#### Recorded data ####

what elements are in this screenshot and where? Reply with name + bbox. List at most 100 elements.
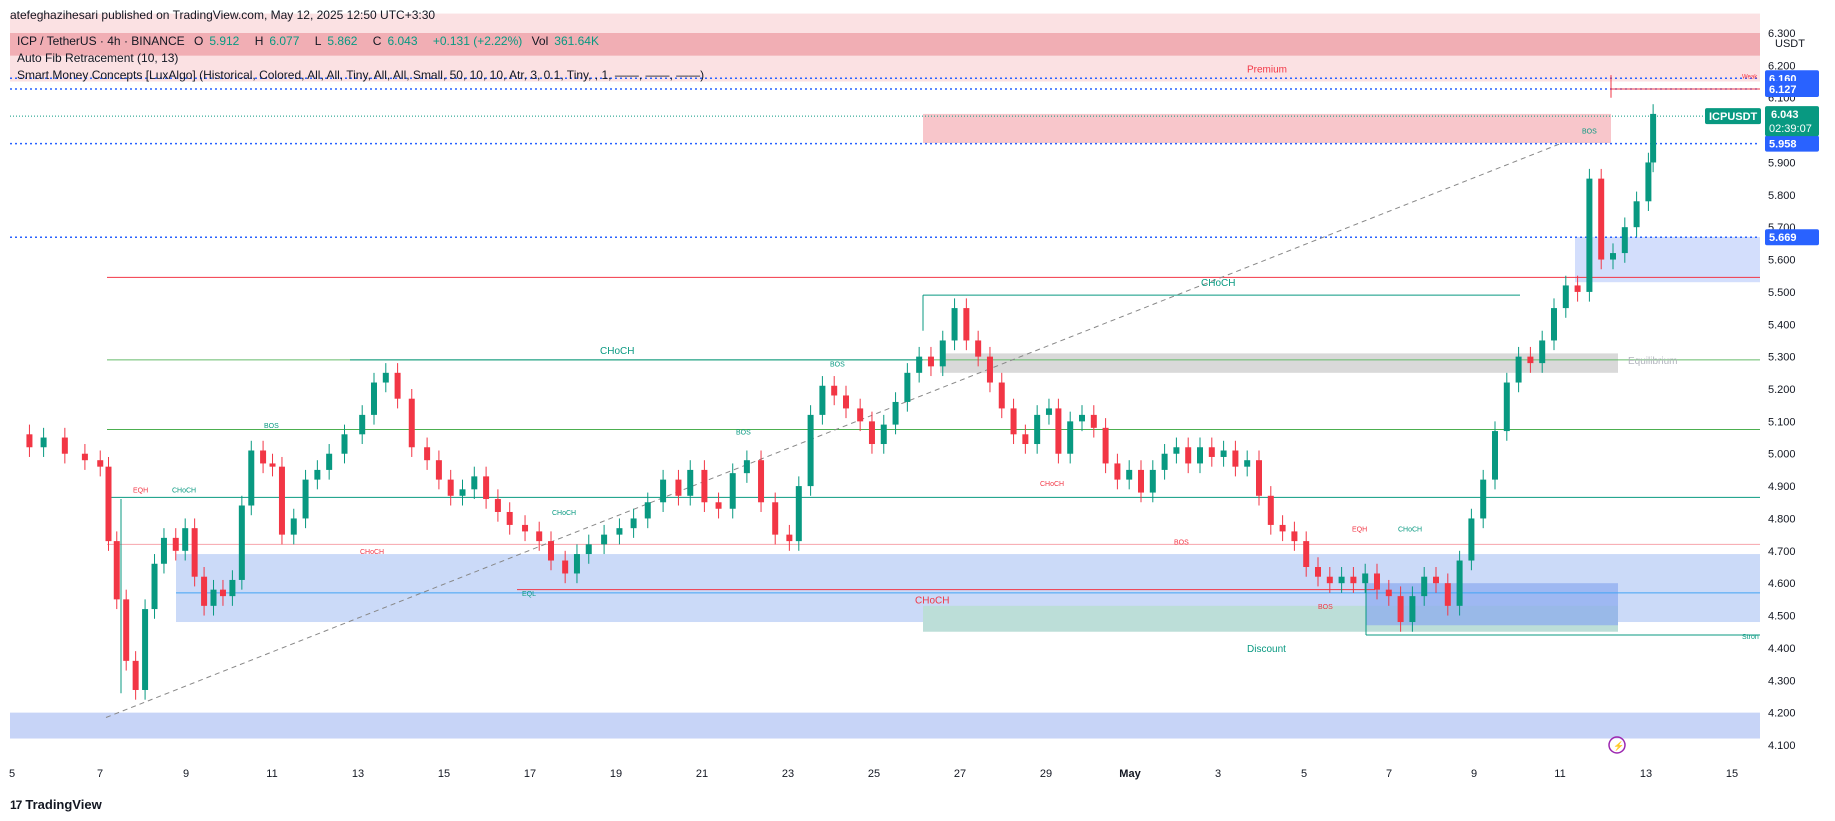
candle-body [1315,567,1321,577]
candle-body [191,528,198,577]
candle-body [219,589,226,597]
candle-body [238,505,245,580]
strong-label: Stron [1742,634,1759,641]
candle-body [105,466,112,542]
candle-body [1586,178,1593,292]
candle-body [975,340,982,357]
candle-body [831,385,838,396]
countdown-badge: 02:39:07 [1769,123,1812,135]
candle-body [1161,453,1168,470]
choch-small-2: CHoCH [360,549,384,556]
candle-body [471,476,478,490]
candle-body [483,476,490,500]
candle-body [951,308,958,341]
candle-body [1374,573,1380,590]
price-tick-label: 4.700 [1768,546,1796,558]
candle-body [715,502,722,509]
candle-body [786,534,793,542]
price-tick-label: 4.100 [1768,740,1796,752]
candle-body [1197,447,1203,464]
candle-body [904,372,911,402]
candle-body [1090,414,1097,428]
tradingview-footer: 17 TradingView [10,797,102,812]
price-tick-label: 5.800 [1768,190,1796,202]
last-price-badge-bg [1765,106,1819,137]
eqh-label: EQH [133,488,148,495]
candle-body [1492,431,1498,480]
equilibrium-zone [940,353,1618,373]
candle-body [408,398,415,448]
date-tick-label: 15 [438,768,450,780]
candle-body [1067,421,1074,454]
choch-label-green: CHoCH [600,346,634,357]
price-tick-label: 5.300 [1768,352,1796,364]
date-tick-label: 15 [1726,768,1738,780]
date-tick-label: 7 [1386,768,1392,780]
replay-lightning-icon[interactable] [1608,736,1626,754]
candle-body [687,469,694,496]
candle-body [1010,408,1017,435]
indicator-fib[interactable]: Auto Fib Retracement (10, 13) [17,51,179,65]
candle-body [998,382,1005,409]
candle-body [1267,495,1274,525]
candle-body [142,609,149,690]
date-tick-label: 27 [954,768,966,780]
indicator-smc[interactable]: Smart Money Concepts [LuxAlgo] (Historic… [17,68,705,82]
candle-body [1503,382,1510,432]
price-tick-label: 5.600 [1768,255,1796,267]
candle-body [1444,583,1451,606]
candle-body [341,434,348,454]
bos-label-top: BOS [1582,128,1597,135]
symbol-label[interactable]: ICP / TetherUS · 4h · BINANCE [17,34,185,48]
candle-body [1350,576,1357,584]
candle-body [880,424,887,445]
ticker-badge-bg [1705,108,1761,125]
discount-label: Discount [1247,644,1286,655]
date-tick-label: 9 [1471,768,1477,780]
candle-body [1562,285,1569,309]
price-tick-label: 5.100 [1768,416,1796,428]
candle-body [1232,450,1239,467]
badge-5669-bg [1765,229,1819,246]
candle-body [81,453,88,461]
bos-label-2: BOS [264,423,279,430]
candle-body [819,385,826,415]
choch-small-5: CHoCH [1398,526,1422,533]
candle-body [1279,524,1286,532]
date-tick-label: 5 [1301,768,1307,780]
candle-body [868,421,875,445]
candle-body [359,414,366,435]
chart-legend: ICP / TetherUS · 4h · BINANCE O 5.912 H 6.… [17,33,704,84]
candle-body [210,589,217,606]
candle-body [644,502,651,519]
candle-body [1303,541,1310,567]
candle-body [1114,463,1121,480]
candle-body [260,450,267,464]
candle-body [1397,596,1404,623]
candle-body [1055,408,1062,454]
candle-body [616,528,623,535]
candle-body [1045,408,1052,415]
candle-body [1185,447,1192,464]
candle-body [1515,356,1522,383]
price-tick-label: 4.500 [1768,611,1796,623]
candle-body [927,356,934,367]
candle-body [61,437,68,454]
date-tick-label: 19 [610,768,622,780]
candle-body [1456,560,1463,606]
candle-body [447,479,454,496]
candle-body [986,356,993,383]
candle-body [675,479,682,496]
candle-body [302,479,309,519]
eqh-label-2: EQH [1352,526,1367,533]
candle-body [1598,178,1605,260]
badge-6127-bg [1765,80,1819,97]
choch-label-top: CHoCH [1201,278,1235,289]
candle-body [772,502,779,535]
bos-label-5: BOS [1318,604,1333,611]
candle-body [326,453,333,470]
tradingview-logo-icon: 17 [10,797,22,812]
date-tick-label: 17 [524,768,536,780]
date-tick-label: 11 [1554,768,1565,780]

####

## Required task
Reproduce every line of the records above without any changes, and leave out the picture.

## The output
what elements are in this screenshot and where? Reply with name + bbox. List at most 100 elements.
candle-body [1315,567,1321,577]
candle-body [191,528,198,577]
candle-body [219,589,226,597]
candle-body [238,505,245,580]
strong-label: Stron [1742,634,1759,641]
candle-body [105,466,112,542]
candle-body [1586,178,1593,292]
candle-body [975,340,982,357]
candle-body [831,385,838,396]
countdown-badge: 02:39:07 [1769,123,1812,135]
candle-body [1161,453,1168,470]
choch-small-2: CHoCH [360,549,384,556]
candle-body [471,476,478,490]
candle-body [483,476,490,500]
candle-body [951,308,958,341]
candle-body [1374,573,1380,590]
price-tick-label: 4.700 [1768,546,1796,558]
candle-body [715,502,722,509]
candle-body [786,534,793,542]
price-tick-label: 4.100 [1768,740,1796,752]
candle-body [1197,447,1203,464]
candle-body [904,372,911,402]
candle-body [1090,414,1097,428]
tradingview-footer: 17 TradingView [10,797,102,812]
price-tick-label: 5.800 [1768,190,1796,202]
last-price-badge-bg [1765,106,1819,137]
eqh-label: EQH [133,488,148,495]
candle-body [1492,431,1498,480]
equilibrium-zone [940,353,1618,373]
candle-body [408,398,415,448]
date-tick-label: 15 [438,768,450,780]
candle-body [1067,421,1074,454]
choch-label-green: CHoCH [600,346,634,357]
price-tick-label: 5.300 [1768,352,1796,364]
date-tick-label: 15 [1726,768,1738,780]
date-tick-label: 7 [1386,768,1392,780]
replay-lightning-icon[interactable] [1608,736,1626,754]
candle-body [687,469,694,496]
candle-body [1010,408,1017,435]
indicator-fib[interactable]: Auto Fib Retracement (10, 13) [17,51,179,65]
candle-body [998,382,1005,409]
candle-body [1267,495,1274,525]
candle-body [142,609,149,690]
date-tick-label: 27 [954,768,966,780]
indicator-smc[interactable]: Smart Money Concepts [LuxAlgo] (Historic… [17,68,705,82]
candle-body [1503,382,1510,432]
price-tick-label: 5.600 [1768,255,1796,267]
candle-body [1444,583,1451,606]
candle-body [341,434,348,454]
bos-label-top: BOS [1582,128,1597,135]
symbol-label[interactable]: ICP / TetherUS · 4h · BINANCE [17,34,185,48]
candle-body [1350,576,1357,584]
candle-body [880,424,887,445]
ticker-badge-bg [1705,108,1761,125]
discount-label: Discount [1247,644,1286,655]
date-tick-label: 9 [1471,768,1477,780]
candle-body [1562,285,1569,309]
price-tick-label: 5.100 [1768,416,1796,428]
candle-body [1232,450,1239,467]
badge-5669-bg [1765,229,1819,246]
candle-body [81,453,88,461]
bos-label-2: BOS [264,423,279,430]
candle-body [819,385,826,415]
choch-small-5: CHoCH [1398,526,1422,533]
candle-body [1279,524,1286,532]
date-tick-label: 5 [1301,768,1307,780]
candle-body [868,421,875,445]
candle-body [359,414,366,435]
chart-legend: ICP / TetherUS · 4h · BINANCE O 5.912 H 6.… [17,33,704,84]
candle-body [210,589,217,606]
candle-body [644,502,651,519]
candle-body [1303,541,1310,567]
candle-body [1114,463,1121,480]
candle-body [260,450,267,464]
candle-body [1397,596,1404,623]
candle-body [1055,408,1062,454]
candle-body [616,528,623,535]
candle-body [1045,408,1052,415]
candle-body [1185,447,1192,464]
candle-body [1515,356,1522,383]
price-tick-label: 4.500 [1768,611,1796,623]
candle-body [927,356,934,367]
candle-body [61,437,68,454]
date-tick-label: 19 [610,768,622,780]
candle-body [1456,560,1463,606]
candle-body [447,479,454,496]
candle-body [986,356,993,383]
candle-body [675,479,682,496]
candle-body [302,479,309,519]
eqh-label-2: EQH [1352,526,1367,533]
candle-body [1598,178,1605,260]
badge-6127-bg [1765,80,1819,97]
choch-label-top: CHoCH [1201,278,1235,289]
candle-body [772,502,779,535]
bos-label-5: BOS [1318,604,1333,611]
candle-body [326,453,333,470]
tradingview-logo-icon: 17 [10,797,22,812]
date-tick-label: 17 [524,768,536,780]
date-tick-label: 11 [1554,768,1565,780]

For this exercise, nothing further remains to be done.